• PETUNJUK LATIHAN:
**1)** Tentukan apakah setiap pernyataan berikut sesuai dengan kutipan tentang Masjid Kobe: (a) Masjid Kobe dibuka secara resmi pada bulan Agustus 1935; (b) gerbang masjid dibuka dengan sebuah kunci emas; (c) acara untuk para undangan dilanjutkan dengan resepsi di Hotel Tor. Jawab ya atau tidak untuk masing-masing, disertai kata-kata penentu dari kutipan tersebut.
**2)** Tuliskan kembali tanpa perubahan bagian kutipan tentang Masjid Kobe mulai dari "Pada hari Jumat, tanggal" sampai dengan "Imam Mohamed Shamguni.".

• KUTIPAN BACAAN:
>>>>

Pada hari Jumat, tanggal 2 Agustus 1935, Masjid Kobe dibuka secara resmi oleh Pak Ferozuddin, dengan disaksikan oleh umat Muslim Jepang yang berasal dari berbagai bangsa, mulai dari India, Rusia, Manchuria, China, Turkistan, Jawa, Jepang, Mesir hingga Afghanistan. Setelah pidato singkat oleh P.M. Master, Pak Ferozuddin membuka gerbang masjid dengan sebuah kunci perak. Kemudian Pak Ferozuddin mendaki menara dan mengumandangkan azan pertama untuk memanggil umat Muslim melakukan shalat Jumat. Shalat Jumat berjamaah pertama yang bersejarah itu dipimpin oleh imam Masjid Kobe yang pertama, yaitu Imam Mohamed Shamguni.

Karena saat itu masih musim panas, baru pada 11 Oktober 1935 Komite Masjid Kobe dapat mengundang para pejabat Jepang dan pemimpin komunitas nonmuslim untuk menyaksikan masjid tersebut. Ada sekitar 600-an undangan yang hadir pada acara tersebut, yang dilanjutkan dengan sebuah resepsi besar di Hotel Tor. Upacara pembukaan untuk umum tersebut dilaksanakan oleh Mian Abdul Aziz, mantan Presiden All-India Muslim League, atas undangan dari Komite Masjid Kobe.

<<<<

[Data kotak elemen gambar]
>>>>

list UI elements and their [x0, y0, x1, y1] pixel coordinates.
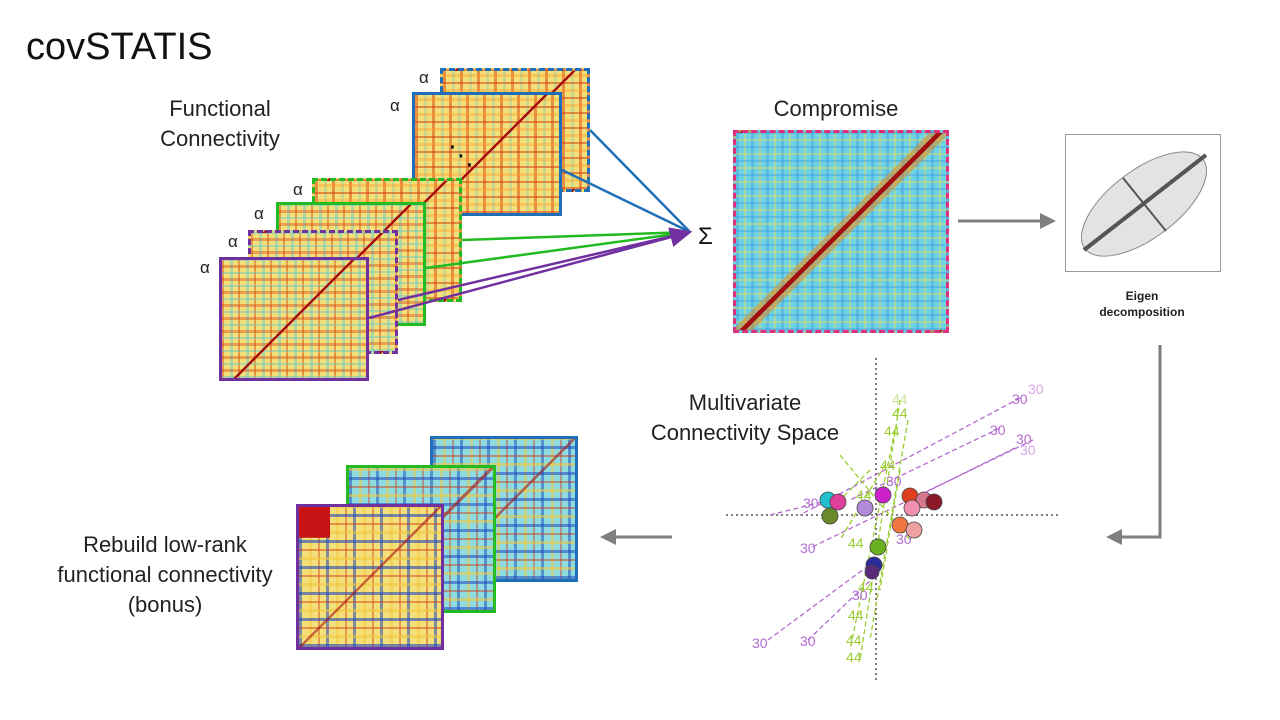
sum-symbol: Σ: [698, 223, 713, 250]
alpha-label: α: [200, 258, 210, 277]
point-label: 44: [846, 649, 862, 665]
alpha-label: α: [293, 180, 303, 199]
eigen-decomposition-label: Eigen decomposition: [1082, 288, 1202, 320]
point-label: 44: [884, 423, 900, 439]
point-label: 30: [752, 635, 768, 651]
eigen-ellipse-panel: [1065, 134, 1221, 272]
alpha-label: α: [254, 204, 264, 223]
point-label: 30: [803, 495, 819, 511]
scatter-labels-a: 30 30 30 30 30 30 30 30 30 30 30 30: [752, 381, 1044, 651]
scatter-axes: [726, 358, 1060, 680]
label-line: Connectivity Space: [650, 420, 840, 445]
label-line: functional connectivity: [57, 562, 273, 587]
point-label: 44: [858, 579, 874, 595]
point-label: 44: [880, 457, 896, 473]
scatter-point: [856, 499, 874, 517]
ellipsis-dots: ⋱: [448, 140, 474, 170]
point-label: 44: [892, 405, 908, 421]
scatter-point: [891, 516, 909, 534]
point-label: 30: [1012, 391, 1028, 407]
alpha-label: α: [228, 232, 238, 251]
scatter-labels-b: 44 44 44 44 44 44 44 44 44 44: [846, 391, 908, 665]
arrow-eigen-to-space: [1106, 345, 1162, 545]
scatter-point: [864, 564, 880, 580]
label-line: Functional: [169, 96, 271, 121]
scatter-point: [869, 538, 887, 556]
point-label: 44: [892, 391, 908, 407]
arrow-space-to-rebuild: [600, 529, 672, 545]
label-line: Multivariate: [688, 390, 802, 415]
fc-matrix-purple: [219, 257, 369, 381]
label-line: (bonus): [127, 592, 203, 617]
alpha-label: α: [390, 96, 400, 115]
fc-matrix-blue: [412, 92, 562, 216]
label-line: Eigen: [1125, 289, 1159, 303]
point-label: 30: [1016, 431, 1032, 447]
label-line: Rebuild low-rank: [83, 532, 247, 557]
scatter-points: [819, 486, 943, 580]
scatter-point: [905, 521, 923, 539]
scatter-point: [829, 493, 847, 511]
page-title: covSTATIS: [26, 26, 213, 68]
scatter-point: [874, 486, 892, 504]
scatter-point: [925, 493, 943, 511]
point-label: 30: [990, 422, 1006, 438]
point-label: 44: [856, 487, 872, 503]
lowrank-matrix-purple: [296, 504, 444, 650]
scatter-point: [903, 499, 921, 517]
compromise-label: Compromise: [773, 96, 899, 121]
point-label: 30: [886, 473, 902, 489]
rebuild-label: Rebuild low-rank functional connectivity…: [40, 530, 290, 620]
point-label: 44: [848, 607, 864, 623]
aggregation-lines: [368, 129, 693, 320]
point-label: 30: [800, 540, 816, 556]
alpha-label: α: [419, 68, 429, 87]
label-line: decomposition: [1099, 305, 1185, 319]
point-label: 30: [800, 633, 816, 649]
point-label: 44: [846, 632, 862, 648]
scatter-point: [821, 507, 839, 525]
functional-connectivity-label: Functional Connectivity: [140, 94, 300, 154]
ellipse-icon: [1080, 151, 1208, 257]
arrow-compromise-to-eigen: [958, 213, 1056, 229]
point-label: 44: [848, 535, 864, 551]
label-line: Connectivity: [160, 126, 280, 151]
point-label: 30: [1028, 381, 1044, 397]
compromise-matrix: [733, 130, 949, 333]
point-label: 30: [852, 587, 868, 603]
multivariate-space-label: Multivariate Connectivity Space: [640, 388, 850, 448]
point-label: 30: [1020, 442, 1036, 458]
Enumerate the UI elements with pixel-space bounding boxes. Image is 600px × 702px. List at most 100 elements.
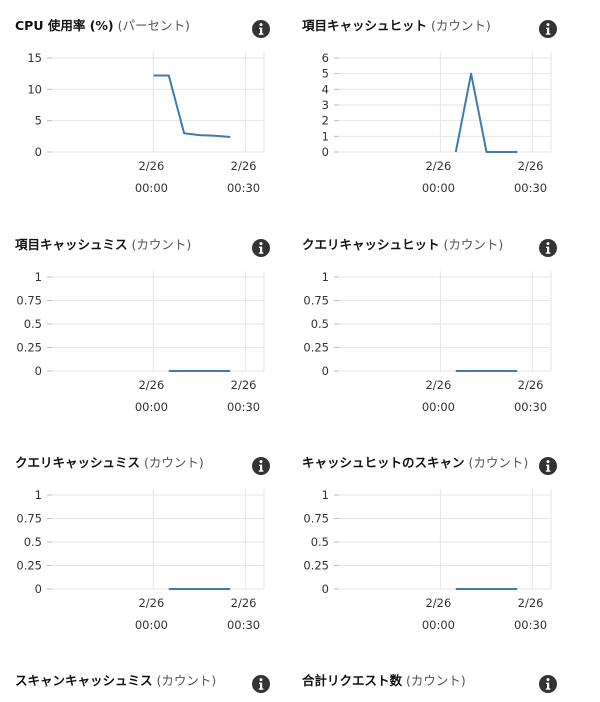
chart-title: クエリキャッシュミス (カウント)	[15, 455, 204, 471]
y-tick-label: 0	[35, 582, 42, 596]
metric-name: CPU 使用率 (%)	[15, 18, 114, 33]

<<<<

• KUNCI JAWABAN:
**1)**
(a) Ya: "Pada hari Jumat, tanggal 2 Agustus 1935, Masjid Kobe dibuka secara resmi oleh Pak Ferozuddin"
(b) Tidak: "Pak Ferozuddin membuka gerbang masjid dengan sebuah kunci perak"
(c) Ya: "yang dilanjutkan dengan sebuah resepsi besar di Hotel Tor"

**2)**
Pada hari Jumat, tanggal 2 Agustus 1935, Masjid Kobe dibuka secara resmi oleh Pak Ferozuddin, dengan disaksikan oleh umat Muslim Jepang yang berasal dari berbagai bangsa, mulai dari India, Rusia, Manchuria, China, Turkistan, Jawa, Jepang, Mesir hingga Afghanistan. Setelah pidato singkat oleh P.M. Master, Pak Ferozuddin membuka gerbang masjid dengan sebuah kunci perak. Kemudian Pak Ferozuddin mendaki menara dan mengumandangkan azan pertama untuk memanggil umat Muslim melakukan shalat Jumat. Shalat Jumat berjamaah pertama yang bersejarah itu dipimpin oleh imam Masjid Kobe yang pertama, yaitu Imam Mohamed Shamguni.